▶ _Given exercise_:
Reproduce the material word for word; the images stay out.
================================
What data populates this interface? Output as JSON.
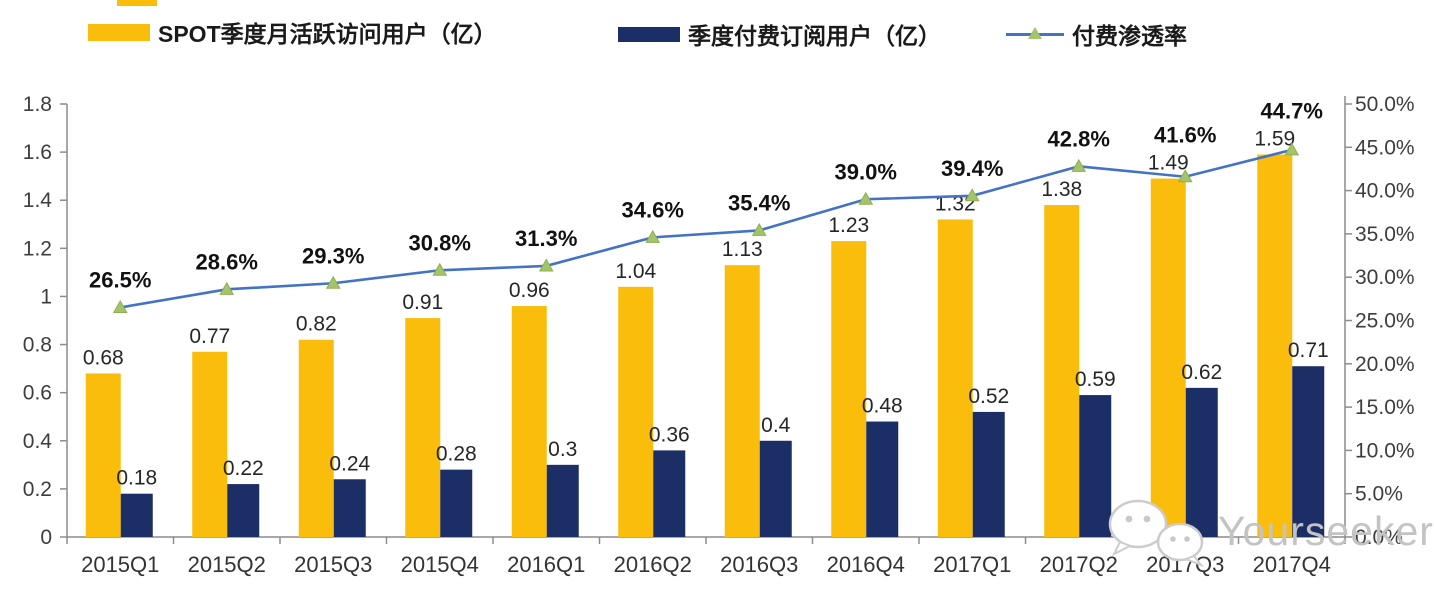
{
  "page": {
    "background": "#ffffff"
  },
  "legend": {
    "position": "top",
    "items": [
      {
        "id": "mau",
        "label": "SPOT季度月活跃访问用户（亿）",
        "type": "bar"
      },
      {
        "id": "sub",
        "label": "季度付费订阅用户（亿）",
        "type": "bar"
      },
      {
        "id": "penetration",
        "label": "付费渗透率",
        "type": "line"
      }
    ]
  },
  "colors": {
    "mau_bar": "#FBBD0B",
    "sub_bar": "#1B2F66",
    "penetration_line": "#4472C4",
    "penetration_marker": "#A5C46A",
    "penetration_marker_stroke": "#8DB04E",
    "axis": "#8c8c8c",
    "tick_label": "#3d3d3d",
    "value_label": "#262626",
    "pct_label": "#111111",
    "watermark": "#c3c3c3"
  },
  "chart_data": {
    "type": "combo (bar + line)",
    "categories": [
      "2015Q1",
      "2015Q2",
      "2015Q3",
      "2015Q4",
      "2016Q1",
      "2016Q2",
      "2016Q3",
      "2016Q4",
      "2017Q1",
      "2017Q2",
      "2017Q3",
      "2017Q4"
    ],
    "series": [
      {
        "name": "SPOT季度月活跃访问用户（亿）",
        "type": "bar",
        "axis": "left",
        "values": [
          0.68,
          0.77,
          0.82,
          0.91,
          0.96,
          1.04,
          1.13,
          1.23,
          1.32,
          1.38,
          1.49,
          1.59
        ],
        "labels": [
          "0.68",
          "0.77",
          "0.82",
          "0.91",
          "0.96",
          "1.04",
          "1.13",
          "1.23",
          "1.32",
          "1.38",
          "1.49",
          "1.59"
        ]
      },
      {
        "name": "季度付费订阅用户（亿）",
        "type": "bar",
        "axis": "left",
        "values": [
          0.18,
          0.22,
          0.24,
          0.28,
          0.3,
          0.36,
          0.4,
          0.48,
          0.52,
          0.59,
          0.62,
          0.71
        ],
        "labels": [
          "0.18",
          "0.22",
          "0.24",
          "0.28",
          "0.3",
          "0.36",
          "0.4",
          "0.48",
          "0.52",
          "0.59",
          "0.62",
          "0.71"
        ]
      },
      {
        "name": "付费渗透率",
        "type": "line",
        "axis": "right",
        "values": [
          26.5,
          28.6,
          29.3,
          30.8,
          31.3,
          34.6,
          35.4,
          39.0,
          39.4,
          42.8,
          41.6,
          44.7
        ],
        "labels": [
          "26.5%",
          "28.6%",
          "29.3%",
          "30.8%",
          "31.3%",
          "34.6%",
          "35.4%",
          "39.0%",
          "39.4%",
          "42.8%",
          "41.6%",
          "44.7%"
        ]
      }
    ],
    "left_axis": {
      "min": 0,
      "max": 1.8,
      "step": 0.2,
      "tick_labels": [
        "1.8",
        "1.6",
        "1.4",
        "1.2",
        "1",
        "0.8",
        "0.6",
        "0.4",
        "0.2",
        "0"
      ]
    },
    "right_axis": {
      "min": 0,
      "max": 50,
      "step": 5,
      "tick_labels": [
        "50.0%",
        "45.0%",
        "40.0%",
        "35.0%",
        "30.0%",
        "25.0%",
        "20.0%",
        "15.0%",
        "10.0%",
        "5.0%",
        "0.0%"
      ]
    },
    "grid": false,
    "legend_position": "top",
    "title": ""
  },
  "watermark": {
    "text": "Yourseeker",
    "icon": "wechat-icon"
  }
}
================================
▶ _Exercise result_:
What data populates this interface? Output as JSON.
{
  "page": {
    "background": "#ffffff"
  },
  "legend": {
    "position": "top",
    "items": [
      {
        "id": "mau",
        "label": "SPOT季度月活跃访问用户（亿）",
        "type": "bar"
      },
      {
        "id": "sub",
        "label": "季度付费订阅用户（亿）",
        "type": "bar"
      },
      {
        "id": "penetration",
        "label": "付费渗透率",
        "type": "line"
      }
    ]
  },
  "colors": {
    "mau_bar": "#FBBD0B",
    "sub_bar": "#1B2F66",
    "penetration_line": "#4472C4",
    "penetration_marker": "#A5C46A",
    "penetration_marker_stroke": "#8DB04E",
    "axis": "#8c8c8c",
    "tick_label": "#3d3d3d",
    "value_label": "#262626",
    "pct_label": "#111111",
    "watermark": "#c3c3c3"
  },
  "chart_data": {
    "type": "combo (bar + line)",
    "categories": [
      "2015Q1",
      "2015Q2",
      "2015Q3",
      "2015Q4",
      "2016Q1",
      "2016Q2",
      "2016Q3",
      "2016Q4",
      "2017Q1",
      "2017Q2",
      "2017Q3",
      "2017Q4"
    ],
    "series": [
      {
        "name": "SPOT季度月活跃访问用户（亿）",
        "type": "bar",
        "axis": "left",
        "values": [
          0.68,
          0.77,
          0.82,
          0.91,
          0.96,
          1.04,
          1.13,
          1.23,
          1.32,
          1.38,
          1.49,
          1.59
        ],
        "labels": [
          "0.68",
          "0.77",
          "0.82",
          "0.91",
          "0.96",
          "1.04",
          "1.13",
          "1.23",
          "1.32",
          "1.38",
          "1.49",
          "1.59"
        ]
      },
      {
        "name": "季度付费订阅用户（亿）",
        "type": "bar",
        "axis": "left",
        "values": [
          0.18,
          0.22,
          0.24,
          0.28,
          0.3,
          0.36,
          0.4,
          0.48,
          0.52,
          0.59,
          0.62,
          0.71
        ],
        "labels": [
          "0.18",
          "0.22",
          "0.24",
          "0.28",
          "0.3",
          "0.36",
          "0.4",
          "0.48",
          "0.52",
          "0.59",
          "0.62",
          "0.71"
        ]
      },
      {
        "name": "付费渗透率",
        "type": "line",
        "axis": "right",
        "values": [
          26.5,
          28.6,
          29.3,
          30.8,
          31.3,
          34.6,
          35.4,
          39.0,
          39.4,
          42.8,
          41.6,
          44.7
        ],
        "labels": [
          "26.5%",
          "28.6%",
          "29.3%",
          "30.8%",
          "31.3%",
          "34.6%",
          "35.4%",
          "39.0%",
          "39.4%",
          "42.8%",
          "41.6%",
          "44.7%"
        ]
      }
    ],
    "left_axis": {
      "min": 0,
      "max": 1.8,
      "step": 0.2,
      "tick_labels": [
        "1.8",
        "1.6",
        "1.4",
        "1.2",
        "1",
        "0.8",
        "0.6",
        "0.4",
        "0.2",
        "0"
      ]
    },
    "right_axis": {
      "min": 0,
      "max": 50,
      "step": 5,
      "tick_labels": [
        "50.0%",
        "45.0%",
        "40.0%",
        "35.0%",
        "30.0%",
        "25.0%",
        "20.0%",
        "15.0%",
        "10.0%",
        "5.0%",
        "0.0%"
      ]
    },
    "grid": false,
    "legend_position": "top",
    "title": ""
  },
  "watermark": {
    "text": "Yourseeker",
    "icon": "wechat-icon"
  }
}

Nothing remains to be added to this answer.